SUPPLIED MATERIAL:
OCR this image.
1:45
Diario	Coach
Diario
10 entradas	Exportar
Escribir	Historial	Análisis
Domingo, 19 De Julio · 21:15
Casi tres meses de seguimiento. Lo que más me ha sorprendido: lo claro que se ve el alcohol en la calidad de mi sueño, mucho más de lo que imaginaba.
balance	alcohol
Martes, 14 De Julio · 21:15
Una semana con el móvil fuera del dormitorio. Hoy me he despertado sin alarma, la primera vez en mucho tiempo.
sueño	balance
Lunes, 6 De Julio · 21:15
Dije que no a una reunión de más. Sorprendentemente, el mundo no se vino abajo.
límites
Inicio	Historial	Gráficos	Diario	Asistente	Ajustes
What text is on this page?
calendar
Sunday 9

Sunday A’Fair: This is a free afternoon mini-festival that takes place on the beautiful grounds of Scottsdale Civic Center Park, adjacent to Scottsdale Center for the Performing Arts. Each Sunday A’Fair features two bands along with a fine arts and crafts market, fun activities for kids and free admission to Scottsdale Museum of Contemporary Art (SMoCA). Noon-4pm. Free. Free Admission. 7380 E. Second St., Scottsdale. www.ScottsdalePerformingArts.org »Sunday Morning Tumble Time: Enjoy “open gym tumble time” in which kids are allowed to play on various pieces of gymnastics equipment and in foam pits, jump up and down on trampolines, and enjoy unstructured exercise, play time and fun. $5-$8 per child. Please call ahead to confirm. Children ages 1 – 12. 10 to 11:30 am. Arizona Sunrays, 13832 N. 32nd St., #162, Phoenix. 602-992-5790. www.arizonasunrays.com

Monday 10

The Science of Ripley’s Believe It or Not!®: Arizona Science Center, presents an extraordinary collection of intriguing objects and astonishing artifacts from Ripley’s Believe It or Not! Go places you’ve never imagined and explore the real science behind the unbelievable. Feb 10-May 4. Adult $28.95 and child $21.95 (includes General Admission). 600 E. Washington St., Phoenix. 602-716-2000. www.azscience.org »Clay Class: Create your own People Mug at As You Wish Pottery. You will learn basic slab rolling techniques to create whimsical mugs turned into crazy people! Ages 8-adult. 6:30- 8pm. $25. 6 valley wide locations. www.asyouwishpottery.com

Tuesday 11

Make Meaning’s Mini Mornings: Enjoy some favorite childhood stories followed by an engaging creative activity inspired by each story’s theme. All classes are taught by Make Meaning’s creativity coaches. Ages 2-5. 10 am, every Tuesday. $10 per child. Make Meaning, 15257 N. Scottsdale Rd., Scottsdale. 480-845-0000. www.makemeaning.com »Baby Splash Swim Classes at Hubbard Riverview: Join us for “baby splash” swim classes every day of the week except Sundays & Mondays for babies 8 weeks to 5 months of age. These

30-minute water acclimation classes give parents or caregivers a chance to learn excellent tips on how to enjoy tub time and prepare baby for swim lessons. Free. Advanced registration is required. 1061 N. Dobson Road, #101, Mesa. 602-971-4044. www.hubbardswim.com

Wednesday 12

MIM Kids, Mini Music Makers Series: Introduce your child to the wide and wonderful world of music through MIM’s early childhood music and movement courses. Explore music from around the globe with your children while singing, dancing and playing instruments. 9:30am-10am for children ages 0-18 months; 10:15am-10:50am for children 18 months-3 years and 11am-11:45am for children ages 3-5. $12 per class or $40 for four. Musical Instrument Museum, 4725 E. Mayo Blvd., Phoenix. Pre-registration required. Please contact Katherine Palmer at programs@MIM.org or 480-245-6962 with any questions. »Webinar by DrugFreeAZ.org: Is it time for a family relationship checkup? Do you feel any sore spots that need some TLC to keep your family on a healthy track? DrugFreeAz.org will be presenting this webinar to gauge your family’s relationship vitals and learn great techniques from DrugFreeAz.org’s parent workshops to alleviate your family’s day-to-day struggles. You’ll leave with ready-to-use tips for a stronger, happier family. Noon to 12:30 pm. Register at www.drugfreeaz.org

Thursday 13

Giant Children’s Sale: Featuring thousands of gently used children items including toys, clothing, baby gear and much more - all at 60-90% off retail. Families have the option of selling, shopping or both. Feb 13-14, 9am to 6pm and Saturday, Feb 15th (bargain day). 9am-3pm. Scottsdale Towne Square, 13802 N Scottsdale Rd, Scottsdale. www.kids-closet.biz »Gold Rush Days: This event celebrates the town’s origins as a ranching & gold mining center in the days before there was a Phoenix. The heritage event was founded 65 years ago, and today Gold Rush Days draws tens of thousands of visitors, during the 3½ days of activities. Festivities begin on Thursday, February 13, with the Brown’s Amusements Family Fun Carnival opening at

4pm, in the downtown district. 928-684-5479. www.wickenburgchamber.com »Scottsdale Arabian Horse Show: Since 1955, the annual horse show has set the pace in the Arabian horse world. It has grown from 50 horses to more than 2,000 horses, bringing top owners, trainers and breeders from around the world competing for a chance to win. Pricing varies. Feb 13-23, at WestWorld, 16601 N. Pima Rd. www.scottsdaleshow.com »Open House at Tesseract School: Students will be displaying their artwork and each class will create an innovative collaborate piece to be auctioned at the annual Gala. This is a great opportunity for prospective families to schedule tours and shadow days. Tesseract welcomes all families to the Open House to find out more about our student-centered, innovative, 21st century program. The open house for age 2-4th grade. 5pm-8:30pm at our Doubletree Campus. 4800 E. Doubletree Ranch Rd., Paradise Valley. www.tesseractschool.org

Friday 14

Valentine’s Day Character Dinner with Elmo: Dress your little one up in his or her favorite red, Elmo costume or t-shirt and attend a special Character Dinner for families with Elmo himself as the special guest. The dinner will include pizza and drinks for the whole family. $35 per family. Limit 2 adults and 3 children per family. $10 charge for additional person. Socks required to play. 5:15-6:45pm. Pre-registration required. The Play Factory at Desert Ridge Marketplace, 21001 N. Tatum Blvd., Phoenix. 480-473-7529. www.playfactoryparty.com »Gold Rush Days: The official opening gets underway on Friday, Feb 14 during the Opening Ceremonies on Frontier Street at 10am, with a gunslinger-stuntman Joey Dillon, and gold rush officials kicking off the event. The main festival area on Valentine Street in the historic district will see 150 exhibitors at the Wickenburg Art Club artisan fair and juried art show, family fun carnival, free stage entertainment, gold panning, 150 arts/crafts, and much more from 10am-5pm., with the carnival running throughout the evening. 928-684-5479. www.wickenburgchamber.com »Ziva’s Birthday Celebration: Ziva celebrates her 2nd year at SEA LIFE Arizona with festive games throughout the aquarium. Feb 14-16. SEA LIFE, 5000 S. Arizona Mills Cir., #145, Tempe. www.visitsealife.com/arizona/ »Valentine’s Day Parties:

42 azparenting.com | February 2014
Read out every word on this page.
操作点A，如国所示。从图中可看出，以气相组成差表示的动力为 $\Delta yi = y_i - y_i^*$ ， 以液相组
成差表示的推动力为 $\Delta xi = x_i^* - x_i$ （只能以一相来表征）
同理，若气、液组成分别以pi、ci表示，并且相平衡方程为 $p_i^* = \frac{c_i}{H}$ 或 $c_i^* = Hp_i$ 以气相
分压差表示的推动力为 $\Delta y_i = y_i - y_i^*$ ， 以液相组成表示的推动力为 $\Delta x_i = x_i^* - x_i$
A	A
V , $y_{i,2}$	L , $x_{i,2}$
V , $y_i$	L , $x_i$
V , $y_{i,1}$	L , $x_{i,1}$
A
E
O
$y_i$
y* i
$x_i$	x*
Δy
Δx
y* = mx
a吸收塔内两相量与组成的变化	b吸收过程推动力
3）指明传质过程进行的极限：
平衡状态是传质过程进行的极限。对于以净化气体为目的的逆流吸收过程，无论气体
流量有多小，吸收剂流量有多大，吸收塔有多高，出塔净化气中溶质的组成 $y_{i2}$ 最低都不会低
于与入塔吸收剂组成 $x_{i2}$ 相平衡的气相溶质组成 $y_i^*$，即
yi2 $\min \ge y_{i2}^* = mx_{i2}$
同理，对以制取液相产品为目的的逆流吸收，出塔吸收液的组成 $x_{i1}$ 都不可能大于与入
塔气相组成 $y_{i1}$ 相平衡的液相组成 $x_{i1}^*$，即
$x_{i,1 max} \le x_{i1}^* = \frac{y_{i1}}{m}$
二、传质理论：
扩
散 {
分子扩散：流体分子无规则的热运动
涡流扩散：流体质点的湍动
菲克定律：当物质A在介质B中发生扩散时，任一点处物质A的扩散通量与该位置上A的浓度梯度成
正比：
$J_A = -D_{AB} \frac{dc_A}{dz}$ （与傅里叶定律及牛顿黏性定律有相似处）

EXERCISE AIM: From the listing above, copy every line that includes the word "page".

IN RESPONSE:
What text is on this page?
Read out every word on this page.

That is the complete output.